(Saved entries)
-*-
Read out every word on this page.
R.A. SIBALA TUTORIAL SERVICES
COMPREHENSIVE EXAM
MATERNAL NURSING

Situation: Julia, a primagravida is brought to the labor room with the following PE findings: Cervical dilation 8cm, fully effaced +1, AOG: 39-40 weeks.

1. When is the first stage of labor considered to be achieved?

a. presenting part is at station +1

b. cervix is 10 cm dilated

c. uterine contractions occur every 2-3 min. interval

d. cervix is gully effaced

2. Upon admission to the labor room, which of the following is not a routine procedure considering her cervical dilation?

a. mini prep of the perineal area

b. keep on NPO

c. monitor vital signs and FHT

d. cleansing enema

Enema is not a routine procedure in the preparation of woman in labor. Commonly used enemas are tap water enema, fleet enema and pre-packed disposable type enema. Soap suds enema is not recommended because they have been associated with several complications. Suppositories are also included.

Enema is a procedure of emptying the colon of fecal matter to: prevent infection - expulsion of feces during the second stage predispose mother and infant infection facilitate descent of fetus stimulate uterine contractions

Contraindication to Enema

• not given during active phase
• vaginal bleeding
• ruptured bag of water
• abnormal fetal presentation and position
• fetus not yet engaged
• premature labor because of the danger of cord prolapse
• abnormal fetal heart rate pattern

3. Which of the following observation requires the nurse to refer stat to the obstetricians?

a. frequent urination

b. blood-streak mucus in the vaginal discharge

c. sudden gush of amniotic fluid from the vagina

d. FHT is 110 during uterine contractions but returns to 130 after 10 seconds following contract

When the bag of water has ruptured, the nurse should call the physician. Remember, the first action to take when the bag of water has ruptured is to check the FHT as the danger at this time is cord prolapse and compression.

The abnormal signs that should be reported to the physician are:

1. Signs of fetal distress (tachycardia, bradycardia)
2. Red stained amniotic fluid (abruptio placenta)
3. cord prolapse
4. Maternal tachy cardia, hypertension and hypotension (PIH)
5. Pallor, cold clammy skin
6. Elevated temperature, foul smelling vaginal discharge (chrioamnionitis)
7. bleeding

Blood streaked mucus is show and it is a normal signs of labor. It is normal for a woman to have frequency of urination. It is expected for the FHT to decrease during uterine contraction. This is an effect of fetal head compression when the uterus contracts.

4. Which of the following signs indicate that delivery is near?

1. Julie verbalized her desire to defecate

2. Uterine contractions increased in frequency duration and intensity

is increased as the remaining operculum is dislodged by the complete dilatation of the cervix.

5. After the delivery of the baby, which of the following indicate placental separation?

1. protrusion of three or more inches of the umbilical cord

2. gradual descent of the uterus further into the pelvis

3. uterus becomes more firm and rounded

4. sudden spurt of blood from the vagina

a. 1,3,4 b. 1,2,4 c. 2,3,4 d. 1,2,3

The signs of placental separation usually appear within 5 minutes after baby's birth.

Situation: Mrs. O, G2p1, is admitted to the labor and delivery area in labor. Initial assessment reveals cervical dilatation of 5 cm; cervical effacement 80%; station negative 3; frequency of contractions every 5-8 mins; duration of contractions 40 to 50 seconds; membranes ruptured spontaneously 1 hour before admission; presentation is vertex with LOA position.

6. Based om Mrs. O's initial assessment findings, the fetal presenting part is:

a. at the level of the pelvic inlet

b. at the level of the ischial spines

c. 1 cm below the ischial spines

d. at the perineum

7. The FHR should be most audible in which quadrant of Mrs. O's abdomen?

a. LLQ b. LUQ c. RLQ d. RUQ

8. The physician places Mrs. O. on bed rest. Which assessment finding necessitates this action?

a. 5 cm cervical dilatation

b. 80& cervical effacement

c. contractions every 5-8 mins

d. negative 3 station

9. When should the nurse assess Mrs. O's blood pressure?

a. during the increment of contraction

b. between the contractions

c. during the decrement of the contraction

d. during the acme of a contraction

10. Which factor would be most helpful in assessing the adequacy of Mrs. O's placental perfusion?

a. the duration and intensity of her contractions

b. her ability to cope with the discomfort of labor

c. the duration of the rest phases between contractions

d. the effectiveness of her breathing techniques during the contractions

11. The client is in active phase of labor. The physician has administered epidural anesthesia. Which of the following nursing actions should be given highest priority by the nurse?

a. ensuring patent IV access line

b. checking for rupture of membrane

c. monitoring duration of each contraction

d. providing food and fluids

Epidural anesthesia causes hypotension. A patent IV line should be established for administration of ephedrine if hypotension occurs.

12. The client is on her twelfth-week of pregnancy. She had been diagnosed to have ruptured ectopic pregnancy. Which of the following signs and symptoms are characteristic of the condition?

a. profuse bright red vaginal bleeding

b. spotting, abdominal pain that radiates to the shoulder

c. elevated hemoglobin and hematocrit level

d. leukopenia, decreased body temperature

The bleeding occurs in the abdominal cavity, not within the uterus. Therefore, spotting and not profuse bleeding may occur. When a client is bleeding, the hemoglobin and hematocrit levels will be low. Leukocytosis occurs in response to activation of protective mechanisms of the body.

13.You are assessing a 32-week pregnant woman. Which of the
-*-
Lines containing the word "vaginal" are to be tallied; report only the total.

(WRITTEN ANSWER) 4